[begin DATA PROVIDED]

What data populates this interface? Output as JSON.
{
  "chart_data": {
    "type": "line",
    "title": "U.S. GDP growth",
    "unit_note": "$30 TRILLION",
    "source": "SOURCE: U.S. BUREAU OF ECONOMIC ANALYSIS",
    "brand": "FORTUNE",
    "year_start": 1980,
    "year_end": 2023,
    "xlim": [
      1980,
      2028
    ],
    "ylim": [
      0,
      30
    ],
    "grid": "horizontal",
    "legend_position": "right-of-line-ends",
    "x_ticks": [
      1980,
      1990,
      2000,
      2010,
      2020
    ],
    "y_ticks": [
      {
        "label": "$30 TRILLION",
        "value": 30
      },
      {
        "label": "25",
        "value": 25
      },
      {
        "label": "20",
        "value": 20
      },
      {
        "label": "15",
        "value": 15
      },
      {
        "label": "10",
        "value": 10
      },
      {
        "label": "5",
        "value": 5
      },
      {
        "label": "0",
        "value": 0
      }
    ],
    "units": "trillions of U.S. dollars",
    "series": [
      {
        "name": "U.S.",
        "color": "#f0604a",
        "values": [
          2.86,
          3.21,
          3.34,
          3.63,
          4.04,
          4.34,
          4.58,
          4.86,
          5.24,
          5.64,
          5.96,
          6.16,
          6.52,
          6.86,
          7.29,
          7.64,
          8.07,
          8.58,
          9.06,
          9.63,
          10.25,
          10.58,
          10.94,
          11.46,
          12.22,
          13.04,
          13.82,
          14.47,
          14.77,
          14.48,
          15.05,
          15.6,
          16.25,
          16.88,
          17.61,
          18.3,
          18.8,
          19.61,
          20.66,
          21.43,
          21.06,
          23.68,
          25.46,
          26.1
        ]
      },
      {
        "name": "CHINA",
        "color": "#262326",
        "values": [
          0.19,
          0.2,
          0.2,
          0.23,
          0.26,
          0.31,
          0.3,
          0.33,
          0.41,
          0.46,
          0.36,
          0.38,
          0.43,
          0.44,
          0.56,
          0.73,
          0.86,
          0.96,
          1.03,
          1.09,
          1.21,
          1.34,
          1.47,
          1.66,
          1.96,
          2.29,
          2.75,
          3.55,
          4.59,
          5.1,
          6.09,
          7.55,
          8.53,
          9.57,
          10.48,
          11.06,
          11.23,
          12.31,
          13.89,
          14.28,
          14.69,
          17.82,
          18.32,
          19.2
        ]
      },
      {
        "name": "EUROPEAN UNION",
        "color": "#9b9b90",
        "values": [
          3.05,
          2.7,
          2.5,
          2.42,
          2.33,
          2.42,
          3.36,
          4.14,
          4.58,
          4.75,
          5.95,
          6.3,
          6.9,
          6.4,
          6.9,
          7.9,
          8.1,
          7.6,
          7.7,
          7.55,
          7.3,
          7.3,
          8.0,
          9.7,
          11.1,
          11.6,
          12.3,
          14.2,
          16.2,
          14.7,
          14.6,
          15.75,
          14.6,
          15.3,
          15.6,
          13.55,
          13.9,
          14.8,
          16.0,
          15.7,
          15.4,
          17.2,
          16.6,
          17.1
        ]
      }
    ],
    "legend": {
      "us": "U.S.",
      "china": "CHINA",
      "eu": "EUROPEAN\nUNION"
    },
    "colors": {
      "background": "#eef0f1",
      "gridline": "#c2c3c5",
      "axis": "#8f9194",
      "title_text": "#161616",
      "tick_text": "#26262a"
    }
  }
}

[end DATA PROVIDED]

▶ _CHALLENGE_: Reproduce all data above, unchanged.

▶ _REPLY_:
What data populates this interface? Output as JSON.
{
  "chart_data": {
    "type": "line",
    "title": "U.S. GDP growth",
    "unit_note": "$30 TRILLION",
    "source": "SOURCE: U.S. BUREAU OF ECONOMIC ANALYSIS",
    "brand": "FORTUNE",
    "year_start": 1980,
    "year_end": 2023,
    "xlim": [
      1980,
      2028
    ],
    "ylim": [
      0,
      30
    ],
    "grid": "horizontal",
    "legend_position": "right-of-line-ends",
    "x_ticks": [
      1980,
      1990,
      2000,
      2010,
      2020
    ],
    "y_ticks": [
      {
        "label": "$30 TRILLION",
        "value": 30
      },
      {
        "label": "25",
        "value": 25
      },
      {
        "label": "20",
        "value": 20
      },
      {
        "label": "15",
        "value": 15
      },
      {
        "label": "10",
        "value": 10
      },
      {
        "label": "5",
        "value": 5
      },
      {
        "label": "0",
        "value": 0
      }
    ],
    "units": "trillions of U.S. dollars",
    "series": [
      {
        "name": "U.S.",
        "color": "#f0604a",
        "values": [
          2.86,
          3.21,
          3.34,
          3.63,
          4.04,
          4.34,
          4.58,
          4.86,
          5.24,
          5.64,
          5.96,
          6.16,
          6.52,
          6.86,
          7.29,
          7.64,
          8.07,
          8.58,
          9.06,
          9.63,
          10.25,
          10.58,
          10.94,
          11.46,
          12.22,
          13.04,
          13.82,
          14.47,
          14.77,
          14.48,
          15.05,
          15.6,
          16.25,
          16.88,
          17.61,
          18.3,
          18.8,
          19.61,
          20.66,
          21.43,
          21.06,
          23.68,
          25.46,
          26.1
        ]
      },
      {
        "name": "CHINA",
        "color": "#262326",
        "values": [
          0.19,
          0.2,
          0.2,
          0.23,
          0.26,
          0.31,
          0.3,
          0.33,
          0.41,
          0.46,
          0.36,
          0.38,
          0.43,
          0.44,
          0.56,
          0.73,
          0.86,
          0.96,
          1.03,
          1.09,
          1.21,
          1.34,
          1.47,
          1.66,
          1.96,
          2.29,
          2.75,
          3.55,
          4.59,
          5.1,
          6.09,
          7.55,
          8.53,
          9.57,
          10.48,
          11.06,
          11.23,
          12.31,
          13.89,
          14.28,
          14.69,
          17.82,
          18.32,
          19.2
        ]
      },
      {
        "name": "EUROPEAN UNION",
        "color": "#9b9b90",
        "values": [
          3.05,
          2.7,
          2.5,
          2.42,
          2.33,
          2.42,
          3.36,
          4.14,
          4.58,
          4.75,
          5.95,
          6.3,
          6.9,
          6.4,
          6.9,
          7.9,
          8.1,
          7.6,
          7.7,
          7.55,
          7.3,
          7.3,
          8.0,
          9.7,
          11.1,
          11.6,
          12.3,
          14.2,
          16.2,
          14.7,
          14.6,
          15.75,
          14.6,
          15.3,
          15.6,
          13.55,
          13.9,
          14.8,
          16.0,
          15.7,
          15.4,
          17.2,
          16.6,
          17.1
        ]
      }
    ],
    "legend": {
      "us": "U.S.",
      "china": "CHINA",
      "eu": "EUROPEAN\nUNION"
    },
    "colors": {
      "background": "#eef0f1",
      "gridline": "#c2c3c5",
      "axis": "#8f9194",
      "title_text": "#161616",
      "tick_text": "#26262a"
    }
  }
}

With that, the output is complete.